▸ **EXCERPTED RECORDS**
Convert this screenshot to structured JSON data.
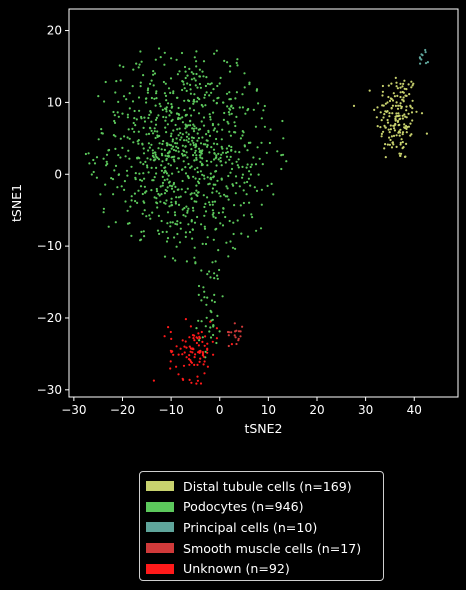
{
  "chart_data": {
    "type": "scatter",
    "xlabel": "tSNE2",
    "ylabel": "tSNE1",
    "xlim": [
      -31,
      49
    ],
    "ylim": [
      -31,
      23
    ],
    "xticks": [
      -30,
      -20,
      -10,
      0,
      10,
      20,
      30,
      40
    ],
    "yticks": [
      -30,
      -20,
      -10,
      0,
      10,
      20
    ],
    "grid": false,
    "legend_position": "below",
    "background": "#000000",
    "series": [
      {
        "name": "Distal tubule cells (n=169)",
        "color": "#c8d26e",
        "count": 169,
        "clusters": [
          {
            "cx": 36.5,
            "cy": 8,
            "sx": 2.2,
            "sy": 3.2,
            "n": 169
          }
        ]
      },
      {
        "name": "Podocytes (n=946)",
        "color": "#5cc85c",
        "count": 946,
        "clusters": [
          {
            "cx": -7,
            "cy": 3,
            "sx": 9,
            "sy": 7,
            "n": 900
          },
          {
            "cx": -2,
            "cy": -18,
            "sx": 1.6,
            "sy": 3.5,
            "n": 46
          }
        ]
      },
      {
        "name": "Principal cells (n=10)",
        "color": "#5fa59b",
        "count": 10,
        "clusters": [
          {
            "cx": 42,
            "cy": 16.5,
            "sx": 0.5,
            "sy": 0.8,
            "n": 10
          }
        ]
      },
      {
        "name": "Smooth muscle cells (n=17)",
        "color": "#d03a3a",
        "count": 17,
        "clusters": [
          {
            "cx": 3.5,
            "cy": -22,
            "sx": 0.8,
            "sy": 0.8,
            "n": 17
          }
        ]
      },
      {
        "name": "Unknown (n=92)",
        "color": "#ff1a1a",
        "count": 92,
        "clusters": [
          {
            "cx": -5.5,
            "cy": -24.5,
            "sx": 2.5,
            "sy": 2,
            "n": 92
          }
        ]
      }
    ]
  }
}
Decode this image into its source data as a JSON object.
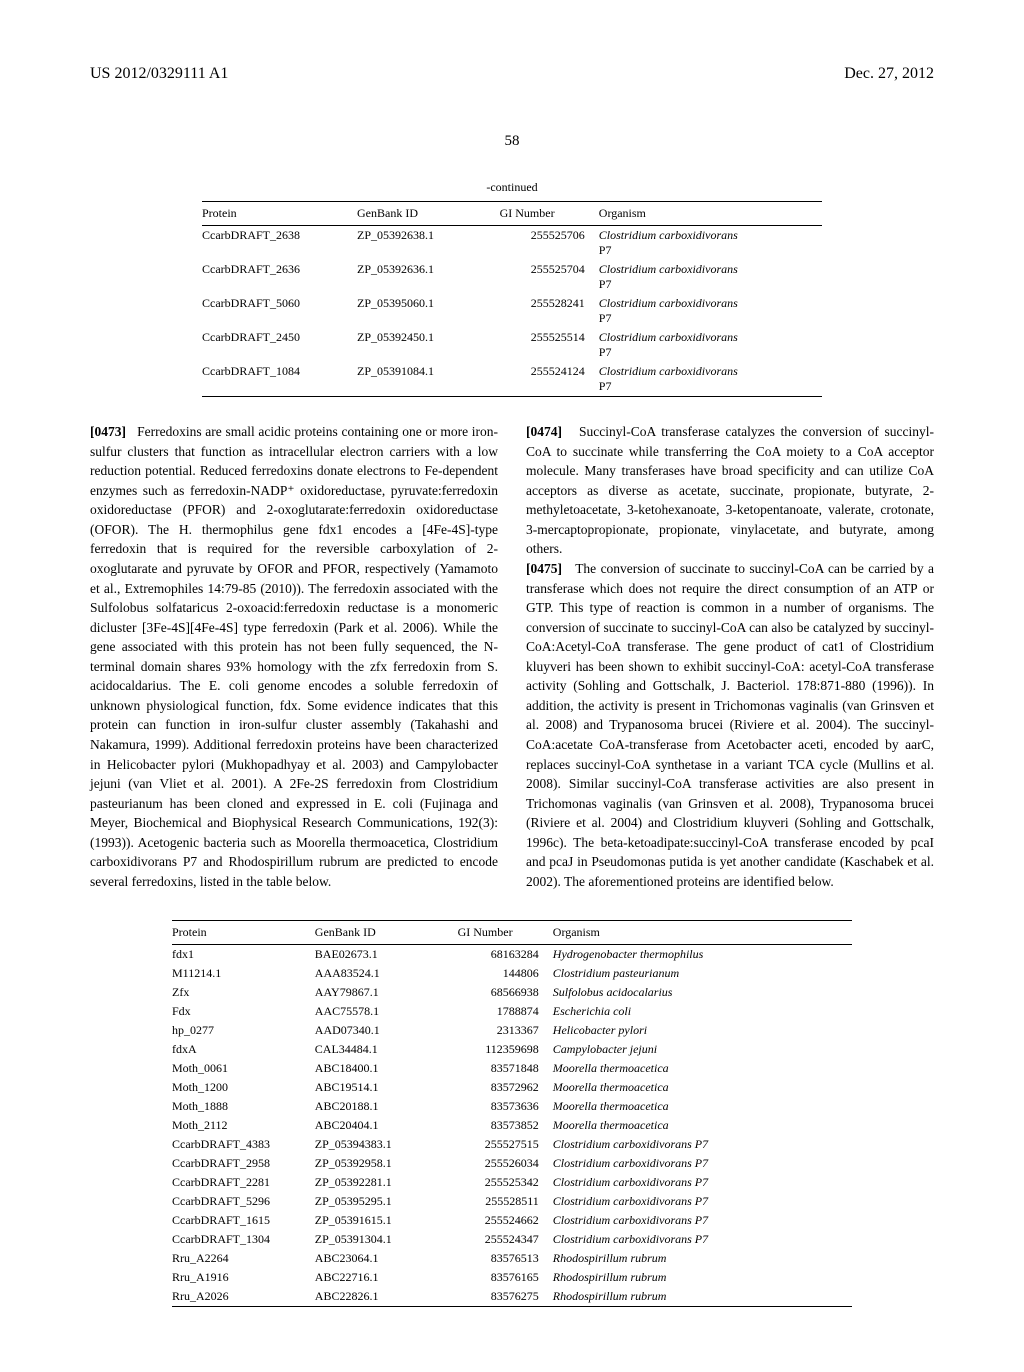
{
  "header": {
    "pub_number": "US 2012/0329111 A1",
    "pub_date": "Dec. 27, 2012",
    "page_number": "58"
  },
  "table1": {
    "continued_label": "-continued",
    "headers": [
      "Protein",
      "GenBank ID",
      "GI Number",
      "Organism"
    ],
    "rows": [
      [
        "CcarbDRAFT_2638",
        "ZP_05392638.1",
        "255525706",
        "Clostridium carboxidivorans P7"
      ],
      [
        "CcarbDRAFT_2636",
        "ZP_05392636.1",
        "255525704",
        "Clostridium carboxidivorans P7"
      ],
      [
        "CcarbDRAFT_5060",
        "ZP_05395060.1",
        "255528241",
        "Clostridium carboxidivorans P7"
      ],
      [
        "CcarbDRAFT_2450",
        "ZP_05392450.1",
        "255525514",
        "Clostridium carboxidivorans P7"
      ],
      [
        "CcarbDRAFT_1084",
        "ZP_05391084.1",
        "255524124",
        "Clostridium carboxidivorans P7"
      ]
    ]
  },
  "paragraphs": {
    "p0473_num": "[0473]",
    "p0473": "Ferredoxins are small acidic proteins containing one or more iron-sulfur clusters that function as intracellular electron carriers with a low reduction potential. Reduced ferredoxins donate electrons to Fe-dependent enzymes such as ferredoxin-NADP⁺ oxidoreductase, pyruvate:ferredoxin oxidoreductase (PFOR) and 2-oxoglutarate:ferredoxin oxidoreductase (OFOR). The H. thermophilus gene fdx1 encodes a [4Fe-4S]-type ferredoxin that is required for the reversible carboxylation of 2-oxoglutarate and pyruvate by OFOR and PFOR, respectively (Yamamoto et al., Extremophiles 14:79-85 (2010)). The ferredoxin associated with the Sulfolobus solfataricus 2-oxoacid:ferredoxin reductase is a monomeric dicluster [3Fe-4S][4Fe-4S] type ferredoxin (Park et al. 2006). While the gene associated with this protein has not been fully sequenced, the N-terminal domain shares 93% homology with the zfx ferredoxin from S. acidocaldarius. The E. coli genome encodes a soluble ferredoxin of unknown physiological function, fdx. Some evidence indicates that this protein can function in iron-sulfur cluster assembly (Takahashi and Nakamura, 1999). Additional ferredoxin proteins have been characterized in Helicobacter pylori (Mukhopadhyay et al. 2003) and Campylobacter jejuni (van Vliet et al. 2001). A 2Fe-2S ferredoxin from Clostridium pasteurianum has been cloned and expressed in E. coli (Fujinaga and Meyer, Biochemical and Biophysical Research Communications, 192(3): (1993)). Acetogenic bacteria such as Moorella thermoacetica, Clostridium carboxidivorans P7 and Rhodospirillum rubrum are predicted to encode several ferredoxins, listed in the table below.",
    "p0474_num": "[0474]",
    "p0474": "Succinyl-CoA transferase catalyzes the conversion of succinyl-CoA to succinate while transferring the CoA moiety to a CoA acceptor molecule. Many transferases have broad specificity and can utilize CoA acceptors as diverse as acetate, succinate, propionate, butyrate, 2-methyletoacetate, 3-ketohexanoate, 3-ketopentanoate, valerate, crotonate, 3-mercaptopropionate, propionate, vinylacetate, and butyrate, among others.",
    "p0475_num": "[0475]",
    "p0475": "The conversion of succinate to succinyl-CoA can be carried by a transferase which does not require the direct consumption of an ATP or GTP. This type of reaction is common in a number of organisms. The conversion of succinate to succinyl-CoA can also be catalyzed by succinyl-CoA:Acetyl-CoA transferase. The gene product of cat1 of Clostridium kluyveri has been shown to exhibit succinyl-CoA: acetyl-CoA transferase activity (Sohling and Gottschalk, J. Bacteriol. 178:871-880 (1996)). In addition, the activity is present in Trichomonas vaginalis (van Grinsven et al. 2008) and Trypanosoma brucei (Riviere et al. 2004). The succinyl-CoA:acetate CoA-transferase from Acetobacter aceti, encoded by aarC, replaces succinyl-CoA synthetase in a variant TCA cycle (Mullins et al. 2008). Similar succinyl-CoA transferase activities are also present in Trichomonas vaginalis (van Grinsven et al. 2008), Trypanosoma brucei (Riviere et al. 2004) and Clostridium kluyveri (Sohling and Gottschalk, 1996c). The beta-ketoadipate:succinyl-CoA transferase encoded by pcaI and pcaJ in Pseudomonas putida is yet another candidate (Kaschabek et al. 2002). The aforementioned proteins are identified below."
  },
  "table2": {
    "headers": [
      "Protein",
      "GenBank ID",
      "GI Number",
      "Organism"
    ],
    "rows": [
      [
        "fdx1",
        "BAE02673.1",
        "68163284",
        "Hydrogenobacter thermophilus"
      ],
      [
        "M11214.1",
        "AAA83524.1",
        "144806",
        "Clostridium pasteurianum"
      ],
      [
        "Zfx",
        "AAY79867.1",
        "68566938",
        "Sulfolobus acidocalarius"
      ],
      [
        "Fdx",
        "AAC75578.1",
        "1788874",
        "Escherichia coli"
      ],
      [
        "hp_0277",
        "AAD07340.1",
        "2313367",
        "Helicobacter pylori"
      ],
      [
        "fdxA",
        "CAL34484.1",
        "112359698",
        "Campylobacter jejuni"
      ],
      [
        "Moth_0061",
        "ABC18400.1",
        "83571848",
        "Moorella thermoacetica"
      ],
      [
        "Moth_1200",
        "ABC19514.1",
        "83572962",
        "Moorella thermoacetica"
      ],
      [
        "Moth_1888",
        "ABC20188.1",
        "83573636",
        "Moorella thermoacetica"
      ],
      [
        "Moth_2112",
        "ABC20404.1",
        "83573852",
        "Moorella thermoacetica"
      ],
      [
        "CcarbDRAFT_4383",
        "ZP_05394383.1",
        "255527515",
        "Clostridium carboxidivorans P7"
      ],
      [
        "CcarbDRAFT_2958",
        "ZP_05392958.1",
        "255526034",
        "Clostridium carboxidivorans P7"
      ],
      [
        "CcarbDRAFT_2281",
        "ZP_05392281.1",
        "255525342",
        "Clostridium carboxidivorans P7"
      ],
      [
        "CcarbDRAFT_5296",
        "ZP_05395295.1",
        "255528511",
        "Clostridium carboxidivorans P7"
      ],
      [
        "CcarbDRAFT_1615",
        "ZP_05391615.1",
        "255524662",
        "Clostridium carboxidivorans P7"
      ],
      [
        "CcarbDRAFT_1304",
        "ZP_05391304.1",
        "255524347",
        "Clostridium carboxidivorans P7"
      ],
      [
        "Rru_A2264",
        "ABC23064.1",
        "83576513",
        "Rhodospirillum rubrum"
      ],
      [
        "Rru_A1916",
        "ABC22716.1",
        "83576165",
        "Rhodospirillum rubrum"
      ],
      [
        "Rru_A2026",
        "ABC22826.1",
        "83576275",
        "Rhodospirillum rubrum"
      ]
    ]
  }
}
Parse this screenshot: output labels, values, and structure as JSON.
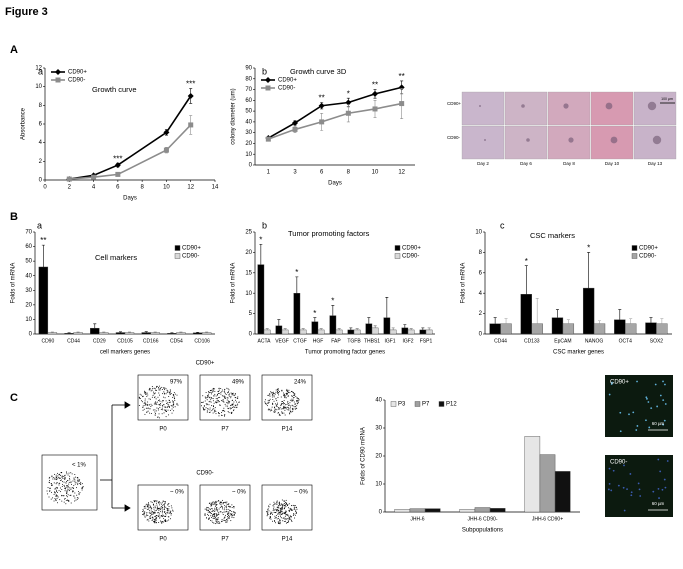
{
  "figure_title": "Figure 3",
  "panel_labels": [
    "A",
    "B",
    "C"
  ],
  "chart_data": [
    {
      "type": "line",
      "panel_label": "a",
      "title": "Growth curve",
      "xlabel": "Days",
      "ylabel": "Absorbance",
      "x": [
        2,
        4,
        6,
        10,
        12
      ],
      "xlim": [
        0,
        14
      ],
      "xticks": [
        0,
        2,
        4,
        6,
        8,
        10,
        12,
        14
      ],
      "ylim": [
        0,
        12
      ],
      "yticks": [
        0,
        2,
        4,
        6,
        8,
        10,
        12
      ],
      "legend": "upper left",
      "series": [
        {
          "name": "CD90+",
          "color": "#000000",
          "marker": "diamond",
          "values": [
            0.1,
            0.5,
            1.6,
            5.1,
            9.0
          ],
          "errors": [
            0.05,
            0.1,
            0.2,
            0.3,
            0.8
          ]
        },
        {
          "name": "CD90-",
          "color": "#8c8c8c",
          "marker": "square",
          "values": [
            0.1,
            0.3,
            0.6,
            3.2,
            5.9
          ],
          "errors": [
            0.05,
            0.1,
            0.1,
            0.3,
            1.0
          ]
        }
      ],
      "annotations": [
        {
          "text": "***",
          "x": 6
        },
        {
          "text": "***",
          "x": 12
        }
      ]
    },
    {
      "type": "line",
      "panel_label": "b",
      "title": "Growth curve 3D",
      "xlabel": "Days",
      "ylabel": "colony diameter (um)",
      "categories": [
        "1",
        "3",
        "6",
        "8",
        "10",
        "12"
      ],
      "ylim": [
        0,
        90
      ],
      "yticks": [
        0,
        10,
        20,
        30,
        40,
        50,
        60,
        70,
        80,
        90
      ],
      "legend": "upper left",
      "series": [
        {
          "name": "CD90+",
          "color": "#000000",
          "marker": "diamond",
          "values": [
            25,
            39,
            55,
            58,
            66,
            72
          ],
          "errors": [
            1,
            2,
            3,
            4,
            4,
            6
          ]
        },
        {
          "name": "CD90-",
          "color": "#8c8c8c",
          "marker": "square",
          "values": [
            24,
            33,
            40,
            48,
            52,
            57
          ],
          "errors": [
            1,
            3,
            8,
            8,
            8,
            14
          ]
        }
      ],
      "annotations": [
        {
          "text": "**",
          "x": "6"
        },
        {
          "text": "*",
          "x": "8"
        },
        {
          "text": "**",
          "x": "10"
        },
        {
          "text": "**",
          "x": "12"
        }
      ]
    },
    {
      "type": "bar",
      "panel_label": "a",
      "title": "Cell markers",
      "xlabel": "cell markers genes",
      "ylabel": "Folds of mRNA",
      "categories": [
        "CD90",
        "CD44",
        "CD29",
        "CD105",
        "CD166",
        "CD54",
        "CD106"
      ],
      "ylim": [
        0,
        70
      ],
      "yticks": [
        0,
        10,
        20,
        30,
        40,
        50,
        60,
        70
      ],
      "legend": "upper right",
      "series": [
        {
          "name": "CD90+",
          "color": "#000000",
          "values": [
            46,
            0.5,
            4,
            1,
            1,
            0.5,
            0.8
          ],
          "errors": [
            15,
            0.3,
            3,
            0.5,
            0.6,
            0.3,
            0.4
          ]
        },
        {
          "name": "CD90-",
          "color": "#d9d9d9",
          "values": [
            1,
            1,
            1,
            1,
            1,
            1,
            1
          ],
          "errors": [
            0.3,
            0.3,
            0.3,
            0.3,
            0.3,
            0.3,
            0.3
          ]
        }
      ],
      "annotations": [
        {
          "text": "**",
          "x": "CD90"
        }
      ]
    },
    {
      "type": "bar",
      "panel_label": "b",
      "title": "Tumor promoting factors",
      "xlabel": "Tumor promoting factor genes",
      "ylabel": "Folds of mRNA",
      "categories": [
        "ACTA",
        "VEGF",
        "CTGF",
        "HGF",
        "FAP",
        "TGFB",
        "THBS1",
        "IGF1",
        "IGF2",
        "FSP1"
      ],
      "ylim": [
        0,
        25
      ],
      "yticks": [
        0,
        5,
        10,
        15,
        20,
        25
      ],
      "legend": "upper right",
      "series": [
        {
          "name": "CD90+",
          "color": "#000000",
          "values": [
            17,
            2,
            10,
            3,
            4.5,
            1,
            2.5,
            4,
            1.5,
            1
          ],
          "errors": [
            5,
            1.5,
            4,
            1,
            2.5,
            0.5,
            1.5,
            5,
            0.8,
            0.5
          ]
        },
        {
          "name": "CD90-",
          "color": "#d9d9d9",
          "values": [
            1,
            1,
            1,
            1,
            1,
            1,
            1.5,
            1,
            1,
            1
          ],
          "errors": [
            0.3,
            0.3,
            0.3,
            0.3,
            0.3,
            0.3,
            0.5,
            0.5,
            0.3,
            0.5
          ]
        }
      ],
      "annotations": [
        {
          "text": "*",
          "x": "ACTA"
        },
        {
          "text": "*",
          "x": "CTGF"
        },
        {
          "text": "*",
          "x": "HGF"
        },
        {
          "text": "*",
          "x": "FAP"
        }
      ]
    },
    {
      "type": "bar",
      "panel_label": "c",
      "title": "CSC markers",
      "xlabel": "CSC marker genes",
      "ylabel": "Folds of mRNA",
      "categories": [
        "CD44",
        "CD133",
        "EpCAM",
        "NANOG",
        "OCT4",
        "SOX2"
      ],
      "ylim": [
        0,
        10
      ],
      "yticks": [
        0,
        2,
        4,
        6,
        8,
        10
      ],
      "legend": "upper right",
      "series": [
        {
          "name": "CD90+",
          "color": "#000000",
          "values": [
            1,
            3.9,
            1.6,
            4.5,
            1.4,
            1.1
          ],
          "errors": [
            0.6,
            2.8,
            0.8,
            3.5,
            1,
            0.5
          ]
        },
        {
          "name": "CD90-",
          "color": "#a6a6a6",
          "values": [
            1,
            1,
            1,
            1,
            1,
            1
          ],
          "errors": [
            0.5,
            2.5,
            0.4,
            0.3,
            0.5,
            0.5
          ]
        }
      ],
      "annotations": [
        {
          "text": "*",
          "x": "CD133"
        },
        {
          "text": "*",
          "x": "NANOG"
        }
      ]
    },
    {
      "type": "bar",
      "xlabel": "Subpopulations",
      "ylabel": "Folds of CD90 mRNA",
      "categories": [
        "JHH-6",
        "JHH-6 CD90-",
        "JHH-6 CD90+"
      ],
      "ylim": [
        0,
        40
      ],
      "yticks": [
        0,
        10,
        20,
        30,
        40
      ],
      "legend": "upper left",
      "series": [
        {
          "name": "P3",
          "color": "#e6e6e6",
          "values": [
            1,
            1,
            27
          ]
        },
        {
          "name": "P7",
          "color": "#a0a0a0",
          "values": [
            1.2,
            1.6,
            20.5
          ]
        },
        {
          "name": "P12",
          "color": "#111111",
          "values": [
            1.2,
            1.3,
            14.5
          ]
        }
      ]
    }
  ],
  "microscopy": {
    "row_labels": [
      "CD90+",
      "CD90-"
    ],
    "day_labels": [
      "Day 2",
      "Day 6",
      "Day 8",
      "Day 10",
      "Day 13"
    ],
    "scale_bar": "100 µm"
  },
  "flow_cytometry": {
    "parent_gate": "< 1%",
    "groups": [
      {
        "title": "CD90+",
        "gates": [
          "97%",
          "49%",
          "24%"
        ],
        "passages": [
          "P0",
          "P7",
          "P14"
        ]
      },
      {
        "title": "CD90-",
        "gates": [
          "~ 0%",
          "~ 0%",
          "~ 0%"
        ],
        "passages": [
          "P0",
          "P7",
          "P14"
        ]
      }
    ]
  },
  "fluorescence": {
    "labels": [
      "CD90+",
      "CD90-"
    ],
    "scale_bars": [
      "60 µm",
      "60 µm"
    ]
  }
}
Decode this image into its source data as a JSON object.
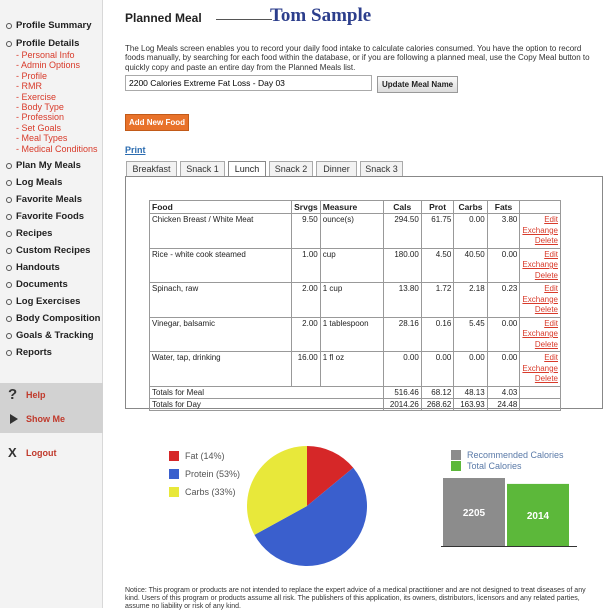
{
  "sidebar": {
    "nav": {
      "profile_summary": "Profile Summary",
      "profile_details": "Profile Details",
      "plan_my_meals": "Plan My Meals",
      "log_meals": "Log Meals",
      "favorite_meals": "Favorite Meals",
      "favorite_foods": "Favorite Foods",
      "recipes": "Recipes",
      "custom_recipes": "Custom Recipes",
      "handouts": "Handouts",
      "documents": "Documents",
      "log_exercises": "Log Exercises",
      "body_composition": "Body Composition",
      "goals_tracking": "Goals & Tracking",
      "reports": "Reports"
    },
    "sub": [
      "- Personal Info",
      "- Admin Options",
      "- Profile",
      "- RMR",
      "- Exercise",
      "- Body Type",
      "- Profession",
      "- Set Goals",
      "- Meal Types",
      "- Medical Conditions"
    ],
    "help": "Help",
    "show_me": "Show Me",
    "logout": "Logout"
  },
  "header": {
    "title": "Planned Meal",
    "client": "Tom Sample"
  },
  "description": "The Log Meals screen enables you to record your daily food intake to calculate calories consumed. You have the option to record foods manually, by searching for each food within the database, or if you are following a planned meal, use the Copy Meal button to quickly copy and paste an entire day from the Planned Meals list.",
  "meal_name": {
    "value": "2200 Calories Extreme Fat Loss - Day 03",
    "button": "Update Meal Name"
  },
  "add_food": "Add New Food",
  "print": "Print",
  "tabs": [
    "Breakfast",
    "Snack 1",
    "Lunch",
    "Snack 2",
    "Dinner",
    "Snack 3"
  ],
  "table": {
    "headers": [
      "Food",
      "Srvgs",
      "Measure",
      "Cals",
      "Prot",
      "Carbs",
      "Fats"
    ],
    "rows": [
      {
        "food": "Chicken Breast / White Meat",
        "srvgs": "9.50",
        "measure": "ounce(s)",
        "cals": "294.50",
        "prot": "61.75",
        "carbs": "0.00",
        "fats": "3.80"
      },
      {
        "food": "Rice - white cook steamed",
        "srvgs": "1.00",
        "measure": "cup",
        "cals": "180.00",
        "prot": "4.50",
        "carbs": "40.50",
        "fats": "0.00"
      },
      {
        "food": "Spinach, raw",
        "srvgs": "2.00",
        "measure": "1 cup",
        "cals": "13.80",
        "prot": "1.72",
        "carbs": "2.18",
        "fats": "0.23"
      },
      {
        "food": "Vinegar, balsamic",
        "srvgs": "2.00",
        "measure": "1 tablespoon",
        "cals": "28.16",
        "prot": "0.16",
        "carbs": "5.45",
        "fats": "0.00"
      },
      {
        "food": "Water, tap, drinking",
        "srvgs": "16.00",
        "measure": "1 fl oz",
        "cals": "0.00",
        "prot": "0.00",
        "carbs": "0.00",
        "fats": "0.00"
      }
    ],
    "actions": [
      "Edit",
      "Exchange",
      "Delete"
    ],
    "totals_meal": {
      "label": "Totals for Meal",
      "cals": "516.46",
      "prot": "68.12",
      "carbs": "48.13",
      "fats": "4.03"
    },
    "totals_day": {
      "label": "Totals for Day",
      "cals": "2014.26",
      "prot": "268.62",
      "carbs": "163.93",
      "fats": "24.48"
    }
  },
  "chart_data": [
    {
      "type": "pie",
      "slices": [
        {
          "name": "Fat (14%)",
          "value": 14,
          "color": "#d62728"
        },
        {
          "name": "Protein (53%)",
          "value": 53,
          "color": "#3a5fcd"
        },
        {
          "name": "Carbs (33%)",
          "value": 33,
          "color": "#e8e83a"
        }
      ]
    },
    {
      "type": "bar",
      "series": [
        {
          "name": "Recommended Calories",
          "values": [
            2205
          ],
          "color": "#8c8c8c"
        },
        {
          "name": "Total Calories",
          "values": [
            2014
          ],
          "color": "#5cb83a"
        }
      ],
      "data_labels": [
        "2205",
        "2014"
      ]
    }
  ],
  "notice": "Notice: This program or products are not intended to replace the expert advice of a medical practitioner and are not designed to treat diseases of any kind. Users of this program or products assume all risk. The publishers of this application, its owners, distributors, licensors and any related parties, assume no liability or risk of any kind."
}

▸ **WHAT YOU HAVE TO DO**
Please find every line in the records above that holds the word "screenshot" and copy it.

▸ **RESULT OF THE TASK**
Convert this screenshot to structured JSON data.
Parse this screenshot: output labels, values, and structure as JSON.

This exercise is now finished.